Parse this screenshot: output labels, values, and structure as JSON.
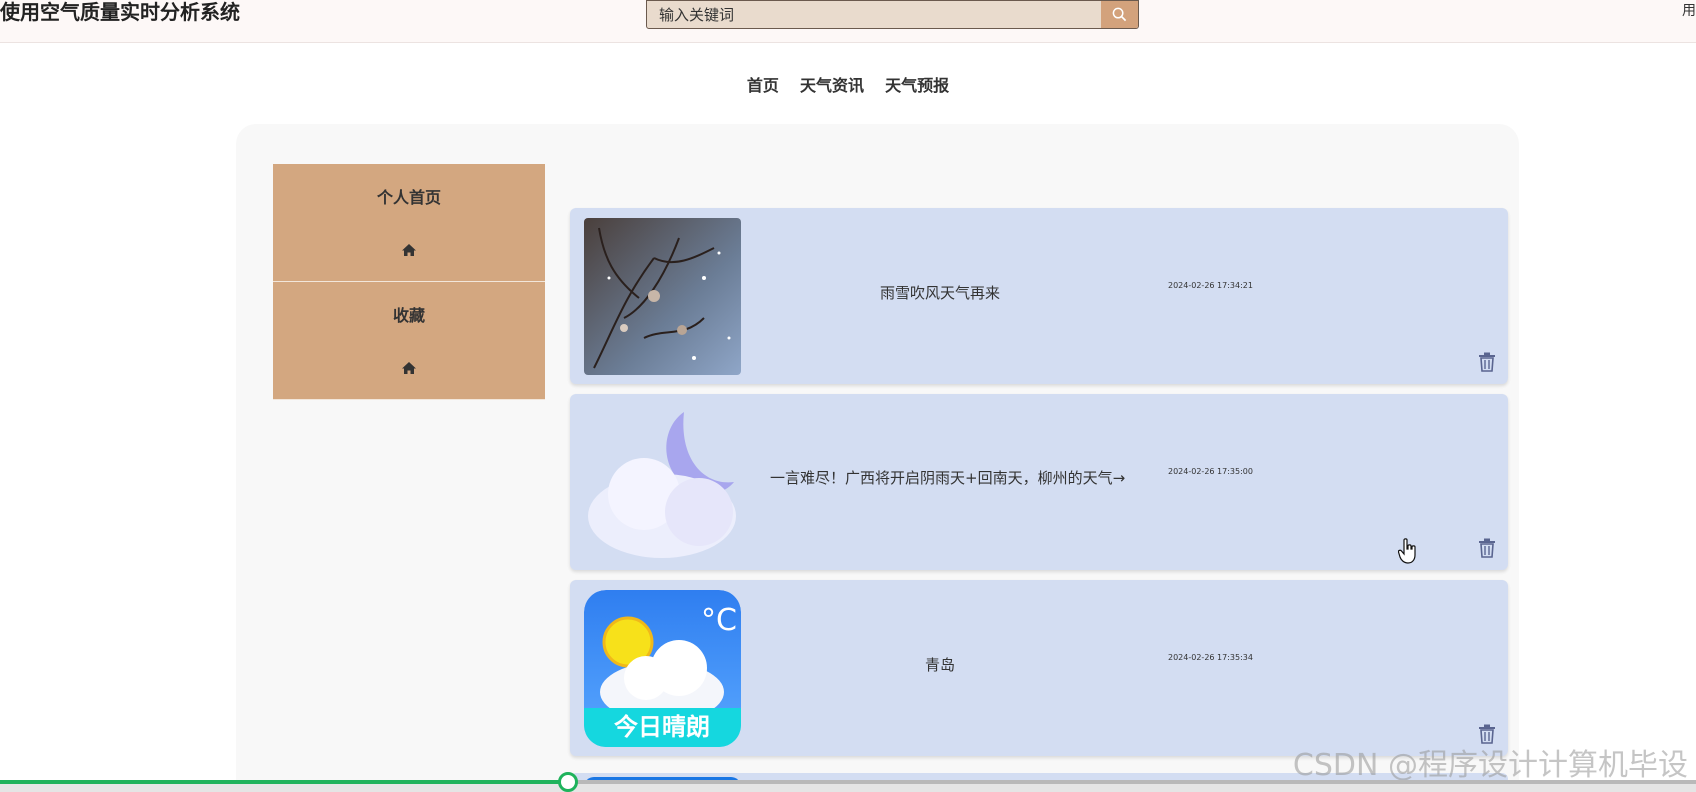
{
  "header": {
    "site_title": "使用空气质量实时分析系统",
    "search_placeholder": "输入关键词",
    "user_fragment": "用"
  },
  "nav": {
    "items": [
      "首页",
      "天气资讯",
      "天气预报"
    ]
  },
  "sidebar": {
    "items": [
      {
        "label": "个人首页"
      },
      {
        "label": "收藏"
      }
    ]
  },
  "cards": [
    {
      "title": "雨雪吹风天气再来",
      "time": "2024-02-26 17:34:21"
    },
    {
      "title": "一言难尽！广西将开启阴雨天+回南天，柳州的天气→",
      "time": "2024-02-26 17:35:00"
    },
    {
      "title": "青岛",
      "time": "2024-02-26 17:35:34",
      "thumb_text": "今日晴朗",
      "thumb_unit": "°C"
    }
  ],
  "player": {
    "progress": 0.335
  },
  "watermark": "CSDN @程序设计计算机毕设",
  "colors": {
    "accent": "#d3a780",
    "card": "#d3ddf2",
    "progress": "#1fb35c"
  }
}
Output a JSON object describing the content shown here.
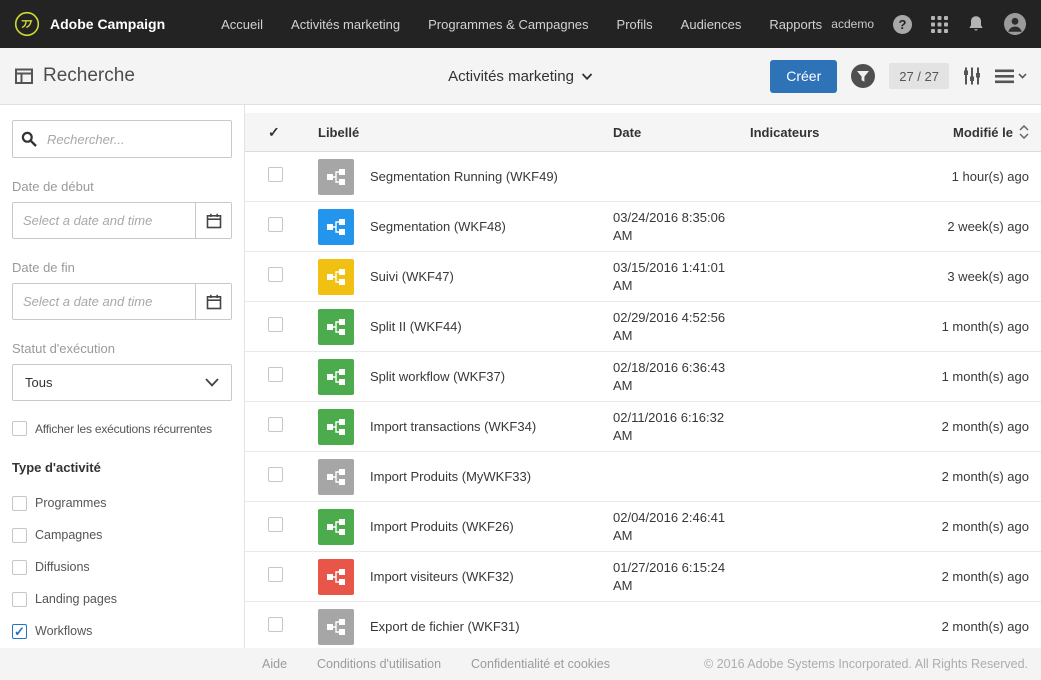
★ ★ ★
Report how many lines of the records above contain the word "JSON", and give only that number.

2